Aim of the task => Each entry must appear again exactly as it does in the source.

Stored records =>
+---+
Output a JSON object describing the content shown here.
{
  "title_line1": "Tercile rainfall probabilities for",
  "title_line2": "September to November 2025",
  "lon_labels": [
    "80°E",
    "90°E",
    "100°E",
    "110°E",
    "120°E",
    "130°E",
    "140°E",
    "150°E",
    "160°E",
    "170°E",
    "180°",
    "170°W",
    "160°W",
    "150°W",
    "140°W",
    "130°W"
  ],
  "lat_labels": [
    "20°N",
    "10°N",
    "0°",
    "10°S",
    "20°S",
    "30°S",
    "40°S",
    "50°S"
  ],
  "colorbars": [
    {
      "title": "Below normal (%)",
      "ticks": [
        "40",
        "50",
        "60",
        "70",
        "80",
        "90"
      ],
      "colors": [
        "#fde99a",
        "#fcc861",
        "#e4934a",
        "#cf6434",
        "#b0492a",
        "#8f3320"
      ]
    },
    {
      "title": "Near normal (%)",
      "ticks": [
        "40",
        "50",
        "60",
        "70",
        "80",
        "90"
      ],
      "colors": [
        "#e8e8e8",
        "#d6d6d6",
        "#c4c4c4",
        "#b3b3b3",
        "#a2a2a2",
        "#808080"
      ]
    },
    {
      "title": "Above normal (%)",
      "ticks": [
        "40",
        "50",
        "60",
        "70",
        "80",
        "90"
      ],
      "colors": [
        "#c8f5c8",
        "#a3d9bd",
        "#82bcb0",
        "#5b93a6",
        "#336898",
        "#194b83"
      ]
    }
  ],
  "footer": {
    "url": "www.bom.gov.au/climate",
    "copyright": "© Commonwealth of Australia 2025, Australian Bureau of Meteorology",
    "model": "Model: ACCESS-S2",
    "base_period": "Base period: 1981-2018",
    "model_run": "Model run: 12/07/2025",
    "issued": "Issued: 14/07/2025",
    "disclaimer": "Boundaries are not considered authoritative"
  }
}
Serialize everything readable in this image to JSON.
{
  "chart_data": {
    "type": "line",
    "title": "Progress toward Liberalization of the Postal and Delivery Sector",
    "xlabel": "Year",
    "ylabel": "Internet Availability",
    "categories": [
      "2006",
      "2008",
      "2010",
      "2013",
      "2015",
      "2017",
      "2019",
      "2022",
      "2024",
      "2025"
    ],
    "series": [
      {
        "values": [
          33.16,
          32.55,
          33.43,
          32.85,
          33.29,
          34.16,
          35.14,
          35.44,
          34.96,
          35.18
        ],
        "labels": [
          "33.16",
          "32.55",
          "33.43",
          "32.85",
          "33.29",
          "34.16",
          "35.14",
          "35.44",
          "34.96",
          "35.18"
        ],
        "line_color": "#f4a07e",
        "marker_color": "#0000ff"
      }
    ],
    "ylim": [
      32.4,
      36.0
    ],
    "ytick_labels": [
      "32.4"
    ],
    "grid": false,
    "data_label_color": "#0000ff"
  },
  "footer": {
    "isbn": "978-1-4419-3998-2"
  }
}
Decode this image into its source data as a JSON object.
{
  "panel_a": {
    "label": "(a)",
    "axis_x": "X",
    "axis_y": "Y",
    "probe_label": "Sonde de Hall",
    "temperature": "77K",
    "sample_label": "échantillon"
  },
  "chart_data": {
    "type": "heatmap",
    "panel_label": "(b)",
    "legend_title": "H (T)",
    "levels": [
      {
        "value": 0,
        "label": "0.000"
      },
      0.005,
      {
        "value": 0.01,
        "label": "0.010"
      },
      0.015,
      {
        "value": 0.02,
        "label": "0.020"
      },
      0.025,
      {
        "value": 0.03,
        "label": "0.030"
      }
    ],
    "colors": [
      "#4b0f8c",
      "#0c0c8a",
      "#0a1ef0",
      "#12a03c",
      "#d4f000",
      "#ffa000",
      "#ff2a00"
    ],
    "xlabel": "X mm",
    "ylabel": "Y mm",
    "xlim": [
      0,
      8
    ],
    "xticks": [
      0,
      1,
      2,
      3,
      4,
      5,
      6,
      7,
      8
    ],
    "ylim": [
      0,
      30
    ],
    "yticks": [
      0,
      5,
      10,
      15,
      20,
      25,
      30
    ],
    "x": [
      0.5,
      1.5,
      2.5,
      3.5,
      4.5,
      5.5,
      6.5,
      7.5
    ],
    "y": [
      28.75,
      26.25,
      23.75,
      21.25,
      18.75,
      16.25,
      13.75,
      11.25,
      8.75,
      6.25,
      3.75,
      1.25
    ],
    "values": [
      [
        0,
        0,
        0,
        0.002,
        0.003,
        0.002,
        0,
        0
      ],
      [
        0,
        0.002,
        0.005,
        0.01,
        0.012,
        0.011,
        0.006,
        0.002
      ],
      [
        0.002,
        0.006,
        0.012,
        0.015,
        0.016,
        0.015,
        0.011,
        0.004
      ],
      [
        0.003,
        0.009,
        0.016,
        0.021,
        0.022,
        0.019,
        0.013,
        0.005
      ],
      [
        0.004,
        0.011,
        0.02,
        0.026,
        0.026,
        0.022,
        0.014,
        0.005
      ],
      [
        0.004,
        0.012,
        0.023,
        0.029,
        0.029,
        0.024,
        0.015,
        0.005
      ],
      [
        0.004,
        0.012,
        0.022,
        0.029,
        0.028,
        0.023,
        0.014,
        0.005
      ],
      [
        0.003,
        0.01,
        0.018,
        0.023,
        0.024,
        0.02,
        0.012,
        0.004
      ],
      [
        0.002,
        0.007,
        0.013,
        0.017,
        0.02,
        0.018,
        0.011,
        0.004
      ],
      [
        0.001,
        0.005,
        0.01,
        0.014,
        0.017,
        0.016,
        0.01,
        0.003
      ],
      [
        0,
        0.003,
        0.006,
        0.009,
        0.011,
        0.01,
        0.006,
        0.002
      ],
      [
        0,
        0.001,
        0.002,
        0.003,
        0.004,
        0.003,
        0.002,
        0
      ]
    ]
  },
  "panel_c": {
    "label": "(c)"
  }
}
+---+
Result for this exercise =>
Output a JSON object describing the content shown here.
{
  "title_line1": "Tercile rainfall probabilities for",
  "title_line2": "September to November 2025",
  "lon_labels": [
    "80°E",
    "90°E",
    "100°E",
    "110°E",
    "120°E",
    "130°E",
    "140°E",
    "150°E",
    "160°E",
    "170°E",
    "180°",
    "170°W",
    "160°W",
    "150°W",
    "140°W",
    "130°W"
  ],
  "lat_labels": [
    "20°N",
    "10°N",
    "0°",
    "10°S",
    "20°S",
    "30°S",
    "40°S",
    "50°S"
  ],
  "colorbars": [
    {
      "title": "Below normal (%)",
      "ticks": [
        "40",
        "50",
        "60",
        "70",
        "80",
        "90"
      ],
      "colors": [
        "#fde99a",
        "#fcc861",
        "#e4934a",
        "#cf6434",
        "#b0492a",
        "#8f3320"
      ]
    },
    {
      "title": "Near normal (%)",
      "ticks": [
        "40",
        "50",
        "60",
        "70",
        "80",
        "90"
      ],
      "colors": [
        "#e8e8e8",
        "#d6d6d6",
        "#c4c4c4",
        "#b3b3b3",
        "#a2a2a2",
        "#808080"
      ]
    },
    {
      "title": "Above normal (%)",
      "ticks": [
        "40",
        "50",
        "60",
        "70",
        "80",
        "90"
      ],
      "colors": [
        "#c8f5c8",
        "#a3d9bd",
        "#82bcb0",
        "#5b93a6",
        "#336898",
        "#194b83"
      ]
    }
  ],
  "footer": {
    "url": "www.bom.gov.au/climate",
    "copyright": "© Commonwealth of Australia 2025, Australian Bureau of Meteorology",
    "model": "Model: ACCESS-S2",
    "base_period": "Base period: 1981-2018",
    "model_run": "Model run: 12/07/2025",
    "issued": "Issued: 14/07/2025",
    "disclaimer": "Boundaries are not considered authoritative"
  }
}
Serialize everything readable in this image to JSON.
{
  "chart_data": {
    "type": "line",
    "title": "Progress toward Liberalization of the Postal and Delivery Sector",
    "xlabel": "Year",
    "ylabel": "Internet Availability",
    "categories": [
      "2006",
      "2008",
      "2010",
      "2013",
      "2015",
      "2017",
      "2019",
      "2022",
      "2024",
      "2025"
    ],
    "series": [
      {
        "values": [
          33.16,
          32.55,
          33.43,
          32.85,
          33.29,
          34.16,
          35.14,
          35.44,
          34.96,
          35.18
        ],
        "labels": [
          "33.16",
          "32.55",
          "33.43",
          "32.85",
          "33.29",
          "34.16",
          "35.14",
          "35.44",
          "34.96",
          "35.18"
        ],
        "line_color": "#f4a07e",
        "marker_color": "#0000ff"
      }
    ],
    "ylim": [
      32.4,
      36.0
    ],
    "ytick_labels": [
      "32.4"
    ],
    "grid": false,
    "data_label_color": "#0000ff"
  },
  "footer": {
    "isbn": "978-1-4419-3998-2"
  }
}
Decode this image into its source data as a JSON object.
{
  "panel_a": {
    "label": "(a)",
    "axis_x": "X",
    "axis_y": "Y",
    "probe_label": "Sonde de Hall",
    "temperature": "77K",
    "sample_label": "échantillon"
  },
  "chart_data": {
    "type": "heatmap",
    "panel_label": "(b)",
    "legend_title": "H (T)",
    "levels": [
      {
        "value": 0,
        "label": "0.000"
      },
      0.005,
      {
        "value": 0.01,
        "label": "0.010"
      },
      0.015,
      {
        "value": 0.02,
        "label": "0.020"
      },
      0.025,
      {
        "value": 0.03,
        "label": "0.030"
      }
    ],
    "colors": [
      "#4b0f8c",
      "#0c0c8a",
      "#0a1ef0",
      "#12a03c",
      "#d4f000",
      "#ffa000",
      "#ff2a00"
    ],
    "xlabel": "X mm",
    "ylabel": "Y mm",
    "xlim": [
      0,
      8
    ],
    "xticks": [
      0,
      1,
      2,
      3,
      4,
      5,
      6,
      7,
      8
    ],
    "ylim": [
      0,
      30
    ],
    "yticks": [
      0,
      5,
      10,
      15,
      20,
      25,
      30
    ],
    "x": [
      0.5,
      1.5,
      2.5,
      3.5,
      4.5,
      5.5,
      6.5,
      7.5
    ],
    "y": [
      28.75,
      26.25,
      23.75,
      21.25,
      18.75,
      16.25,
      13.75,
      11.25,
      8.75,
      6.25,
      3.75,
      1.25
    ],
    "values": [
      [
        0,
        0,
        0,
        0.002,
        0.003,
        0.002,
        0,
        0
      ],
      [
        0,
        0.002,
        0.005,
        0.01,
        0.012,
        0.011,
        0.006,
        0.002
      ],
      [
        0.002,
        0.006,
        0.012,
        0.015,
        0.016,
        0.015,
        0.011,
        0.004
      ],
      [
        0.003,
        0.009,
        0.016,
        0.021,
        0.022,
        0.019,
        0.013,
        0.005
      ],
      [
        0.004,
        0.011,
        0.02,
        0.026,
        0.026,
        0.022,
        0.014,
        0.005
      ],
      [
        0.004,
        0.012,
        0.023,
        0.029,
        0.029,
        0.024,
        0.015,
        0.005
      ],
      [
        0.004,
        0.012,
        0.022,
        0.029,
        0.028,
        0.023,
        0.014,
        0.005
      ],
      [
        0.003,
        0.01,
        0.018,
        0.023,
        0.024,
        0.02,
        0.012,
        0.004
      ],
      [
        0.002,
        0.007,
        0.013,
        0.017,
        0.02,
        0.018,
        0.011,
        0.004
      ],
      [
        0.001,
        0.005,
        0.01,
        0.014,
        0.017,
        0.016,
        0.01,
        0.003
      ],
      [
        0,
        0.003,
        0.006,
        0.009,
        0.011,
        0.01,
        0.006,
        0.002
      ],
      [
        0,
        0.001,
        0.002,
        0.003,
        0.004,
        0.003,
        0.002,
        0
      ]
    ]
  },
  "panel_c": {
    "label": "(c)"
  }
}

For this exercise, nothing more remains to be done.